Dataset listings of figures

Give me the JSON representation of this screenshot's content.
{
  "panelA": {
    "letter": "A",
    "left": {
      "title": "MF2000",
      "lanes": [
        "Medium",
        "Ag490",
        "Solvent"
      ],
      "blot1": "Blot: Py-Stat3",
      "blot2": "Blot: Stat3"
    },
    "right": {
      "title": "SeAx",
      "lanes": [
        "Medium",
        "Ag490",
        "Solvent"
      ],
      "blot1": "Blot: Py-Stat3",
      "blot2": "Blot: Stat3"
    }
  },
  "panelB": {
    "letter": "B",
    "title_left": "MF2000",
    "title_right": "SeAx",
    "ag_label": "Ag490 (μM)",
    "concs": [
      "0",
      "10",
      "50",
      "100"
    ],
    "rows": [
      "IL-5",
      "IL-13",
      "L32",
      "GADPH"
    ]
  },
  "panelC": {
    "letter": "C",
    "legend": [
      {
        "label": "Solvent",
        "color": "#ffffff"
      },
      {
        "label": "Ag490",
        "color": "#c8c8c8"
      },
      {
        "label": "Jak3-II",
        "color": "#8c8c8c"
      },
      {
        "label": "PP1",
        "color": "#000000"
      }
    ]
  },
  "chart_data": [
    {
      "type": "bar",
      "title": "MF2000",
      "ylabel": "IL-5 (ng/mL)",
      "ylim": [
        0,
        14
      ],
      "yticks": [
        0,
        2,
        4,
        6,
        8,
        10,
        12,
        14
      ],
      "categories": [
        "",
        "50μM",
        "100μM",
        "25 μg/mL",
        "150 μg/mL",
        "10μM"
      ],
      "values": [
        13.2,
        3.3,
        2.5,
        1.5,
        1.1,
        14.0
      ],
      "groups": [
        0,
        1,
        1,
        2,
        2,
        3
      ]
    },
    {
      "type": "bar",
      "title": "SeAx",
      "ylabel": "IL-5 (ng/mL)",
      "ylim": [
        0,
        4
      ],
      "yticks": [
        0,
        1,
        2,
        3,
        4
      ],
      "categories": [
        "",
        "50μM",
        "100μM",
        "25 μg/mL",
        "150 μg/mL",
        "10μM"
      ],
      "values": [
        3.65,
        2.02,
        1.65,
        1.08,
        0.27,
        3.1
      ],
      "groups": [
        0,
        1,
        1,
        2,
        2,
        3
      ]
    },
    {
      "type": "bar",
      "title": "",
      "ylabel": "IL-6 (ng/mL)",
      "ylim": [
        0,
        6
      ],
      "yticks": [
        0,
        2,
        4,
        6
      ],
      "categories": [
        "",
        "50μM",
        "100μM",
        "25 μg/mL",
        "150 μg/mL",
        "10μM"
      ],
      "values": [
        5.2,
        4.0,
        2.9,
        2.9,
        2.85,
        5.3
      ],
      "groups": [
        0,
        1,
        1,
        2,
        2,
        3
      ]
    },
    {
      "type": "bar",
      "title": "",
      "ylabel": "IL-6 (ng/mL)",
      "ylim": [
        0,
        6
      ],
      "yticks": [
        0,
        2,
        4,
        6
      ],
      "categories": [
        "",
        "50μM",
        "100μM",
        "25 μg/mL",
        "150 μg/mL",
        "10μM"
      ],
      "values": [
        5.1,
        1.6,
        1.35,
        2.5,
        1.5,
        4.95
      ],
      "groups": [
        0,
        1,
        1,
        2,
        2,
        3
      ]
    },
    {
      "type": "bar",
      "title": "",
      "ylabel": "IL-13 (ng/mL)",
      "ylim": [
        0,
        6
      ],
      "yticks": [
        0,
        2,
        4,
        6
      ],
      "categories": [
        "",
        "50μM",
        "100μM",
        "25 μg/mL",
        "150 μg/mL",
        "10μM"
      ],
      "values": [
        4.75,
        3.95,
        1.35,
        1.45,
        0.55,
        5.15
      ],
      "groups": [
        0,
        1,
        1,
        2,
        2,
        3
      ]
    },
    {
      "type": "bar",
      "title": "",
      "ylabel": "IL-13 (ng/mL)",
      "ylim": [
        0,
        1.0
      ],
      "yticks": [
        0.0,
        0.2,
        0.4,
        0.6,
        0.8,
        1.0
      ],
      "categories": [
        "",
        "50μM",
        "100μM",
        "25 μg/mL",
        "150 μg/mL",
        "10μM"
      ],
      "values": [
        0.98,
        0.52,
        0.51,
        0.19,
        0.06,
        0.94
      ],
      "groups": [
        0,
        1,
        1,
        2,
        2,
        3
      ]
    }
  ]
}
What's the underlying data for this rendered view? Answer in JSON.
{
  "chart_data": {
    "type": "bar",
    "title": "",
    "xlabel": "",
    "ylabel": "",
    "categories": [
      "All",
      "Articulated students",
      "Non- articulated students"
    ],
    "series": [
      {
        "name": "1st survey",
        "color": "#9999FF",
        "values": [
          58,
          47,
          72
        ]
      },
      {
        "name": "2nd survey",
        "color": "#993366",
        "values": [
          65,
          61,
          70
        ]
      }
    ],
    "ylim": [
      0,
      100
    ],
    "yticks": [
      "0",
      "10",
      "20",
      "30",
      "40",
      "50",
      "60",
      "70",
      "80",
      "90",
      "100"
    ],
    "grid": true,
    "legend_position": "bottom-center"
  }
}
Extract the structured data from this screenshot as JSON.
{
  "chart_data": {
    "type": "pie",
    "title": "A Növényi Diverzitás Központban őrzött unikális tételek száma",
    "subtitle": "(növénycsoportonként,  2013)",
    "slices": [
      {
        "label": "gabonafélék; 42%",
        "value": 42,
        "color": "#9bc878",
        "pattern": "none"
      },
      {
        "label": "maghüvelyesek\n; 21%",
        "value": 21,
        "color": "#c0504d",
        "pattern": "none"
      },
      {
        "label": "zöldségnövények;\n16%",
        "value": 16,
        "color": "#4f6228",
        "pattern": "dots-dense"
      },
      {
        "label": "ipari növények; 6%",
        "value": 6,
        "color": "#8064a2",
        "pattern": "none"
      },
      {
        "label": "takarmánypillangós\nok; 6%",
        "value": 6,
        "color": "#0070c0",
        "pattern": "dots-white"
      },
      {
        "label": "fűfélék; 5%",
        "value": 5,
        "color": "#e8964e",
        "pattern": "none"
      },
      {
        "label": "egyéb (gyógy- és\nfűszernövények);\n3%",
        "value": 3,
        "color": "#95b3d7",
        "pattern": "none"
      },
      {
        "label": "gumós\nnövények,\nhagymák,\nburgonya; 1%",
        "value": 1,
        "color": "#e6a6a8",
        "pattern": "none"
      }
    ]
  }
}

**WHAT YOU SHOULD DO**: Restate every entry word for word.

**TASK RESULT**:
Give me the JSON representation of this screenshot's content.
{
  "panelA": {
    "letter": "A",
    "left": {
      "title": "MF2000",
      "lanes": [
        "Medium",
        "Ag490",
        "Solvent"
      ],
      "blot1": "Blot: Py-Stat3",
      "blot2": "Blot: Stat3"
    },
    "right": {
      "title": "SeAx",
      "lanes": [
        "Medium",
        "Ag490",
        "Solvent"
      ],
      "blot1": "Blot: Py-Stat3",
      "blot2": "Blot: Stat3"
    }
  },
  "panelB": {
    "letter": "B",
    "title_left": "MF2000",
    "title_right": "SeAx",
    "ag_label": "Ag490 (μM)",
    "concs": [
      "0",
      "10",
      "50",
      "100"
    ],
    "rows": [
      "IL-5",
      "IL-13",
      "L32",
      "GADPH"
    ]
  },
  "panelC": {
    "letter": "C",
    "legend": [
      {
        "label": "Solvent",
        "color": "#ffffff"
      },
      {
        "label": "Ag490",
        "color": "#c8c8c8"
      },
      {
        "label": "Jak3-II",
        "color": "#8c8c8c"
      },
      {
        "label": "PP1",
        "color": "#000000"
      }
    ]
  },
  "chart_data": [
    {
      "type": "bar",
      "title": "MF2000",
      "ylabel": "IL-5 (ng/mL)",
      "ylim": [
        0,
        14
      ],
      "yticks": [
        0,
        2,
        4,
        6,
        8,
        10,
        12,
        14
      ],
      "categories": [
        "",
        "50μM",
        "100μM",
        "25 μg/mL",
        "150 μg/mL",
        "10μM"
      ],
      "values": [
        13.2,
        3.3,
        2.5,
        1.5,
        1.1,
        14.0
      ],
      "groups": [
        0,
        1,
        1,
        2,
        2,
        3
      ]
    },
    {
      "type": "bar",
      "title": "SeAx",
      "ylabel": "IL-5 (ng/mL)",
      "ylim": [
        0,
        4
      ],
      "yticks": [
        0,
        1,
        2,
        3,
        4
      ],
      "categories": [
        "",
        "50μM",
        "100μM",
        "25 μg/mL",
        "150 μg/mL",
        "10μM"
      ],
      "values": [
        3.65,
        2.02,
        1.65,
        1.08,
        0.27,
        3.1
      ],
      "groups": [
        0,
        1,
        1,
        2,
        2,
        3
      ]
    },
    {
      "type": "bar",
      "title": "",
      "ylabel": "IL-6 (ng/mL)",
      "ylim": [
        0,
        6
      ],
      "yticks": [
        0,
        2,
        4,
        6
      ],
      "categories": [
        "",
        "50μM",
        "100μM",
        "25 μg/mL",
        "150 μg/mL",
        "10μM"
      ],
      "values": [
        5.2,
        4.0,
        2.9,
        2.9,
        2.85,
        5.3
      ],
      "groups": [
        0,
        1,
        1,
        2,
        2,
        3
      ]
    },
    {
      "type": "bar",
      "title": "",
      "ylabel": "IL-6 (ng/mL)",
      "ylim": [
        0,
        6
      ],
      "yticks": [
        0,
        2,
        4,
        6
      ],
      "categories": [
        "",
        "50μM",
        "100μM",
        "25 μg/mL",
        "150 μg/mL",
        "10μM"
      ],
      "values": [
        5.1,
        1.6,
        1.35,
        2.5,
        1.5,
        4.95
      ],
      "groups": [
        0,
        1,
        1,
        2,
        2,
        3
      ]
    },
    {
      "type": "bar",
      "title": "",
      "ylabel": "IL-13 (ng/mL)",
      "ylim": [
        0,
        6
      ],
      "yticks": [
        0,
        2,
        4,
        6
      ],
      "categories": [
        "",
        "50μM",
        "100μM",
        "25 μg/mL",
        "150 μg/mL",
        "10μM"
      ],
      "values": [
        4.75,
        3.95,
        1.35,
        1.45,
        0.55,
        5.15
      ],
      "groups": [
        0,
        1,
        1,
        2,
        2,
        3
      ]
    },
    {
      "type": "bar",
      "title": "",
      "ylabel": "IL-13 (ng/mL)",
      "ylim": [
        0,
        1.0
      ],
      "yticks": [
        0.0,
        0.2,
        0.4,
        0.6,
        0.8,
        1.0
      ],
      "categories": [
        "",
        "50μM",
        "100μM",
        "25 μg/mL",
        "150 μg/mL",
        "10μM"
      ],
      "values": [
        0.98,
        0.52,
        0.51,
        0.19,
        0.06,
        0.94
      ],
      "groups": [
        0,
        1,
        1,
        2,
        2,
        3
      ]
    }
  ]
}
What's the underlying data for this rendered view? Answer in JSON.
{
  "chart_data": {
    "type": "bar",
    "title": "",
    "xlabel": "",
    "ylabel": "",
    "categories": [
      "All",
      "Articulated students",
      "Non- articulated students"
    ],
    "series": [
      {
        "name": "1st survey",
        "color": "#9999FF",
        "values": [
          58,
          47,
          72
        ]
      },
      {
        "name": "2nd survey",
        "color": "#993366",
        "values": [
          65,
          61,
          70
        ]
      }
    ],
    "ylim": [
      0,
      100
    ],
    "yticks": [
      "0",
      "10",
      "20",
      "30",
      "40",
      "50",
      "60",
      "70",
      "80",
      "90",
      "100"
    ],
    "grid": true,
    "legend_position": "bottom-center"
  }
}
Extract the structured data from this screenshot as JSON.
{
  "chart_data": {
    "type": "pie",
    "title": "A Növényi Diverzitás Központban őrzött unikális tételek száma",
    "subtitle": "(növénycsoportonként,  2013)",
    "slices": [
      {
        "label": "gabonafélék; 42%",
        "value": 42,
        "color": "#9bc878",
        "pattern": "none"
      },
      {
        "label": "maghüvelyesek\n; 21%",
        "value": 21,
        "color": "#c0504d",
        "pattern": "none"
      },
      {
        "label": "zöldségnövények;\n16%",
        "value": 16,
        "color": "#4f6228",
        "pattern": "dots-dense"
      },
      {
        "label": "ipari növények; 6%",
        "value": 6,
        "color": "#8064a2",
        "pattern": "none"
      },
      {
        "label": "takarmánypillangós\nok; 6%",
        "value": 6,
        "color": "#0070c0",
        "pattern": "dots-white"
      },
      {
        "label": "fűfélék; 5%",
        "value": 5,
        "color": "#e8964e",
        "pattern": "none"
      },
      {
        "label": "egyéb (gyógy- és\nfűszernövények);\n3%",
        "value": 3,
        "color": "#95b3d7",
        "pattern": "none"
      },
      {
        "label": "gumós\nnövények,\nhagymák,\nburgonya; 1%",
        "value": 1,
        "color": "#e6a6a8",
        "pattern": "none"
      }
    ]
  }
}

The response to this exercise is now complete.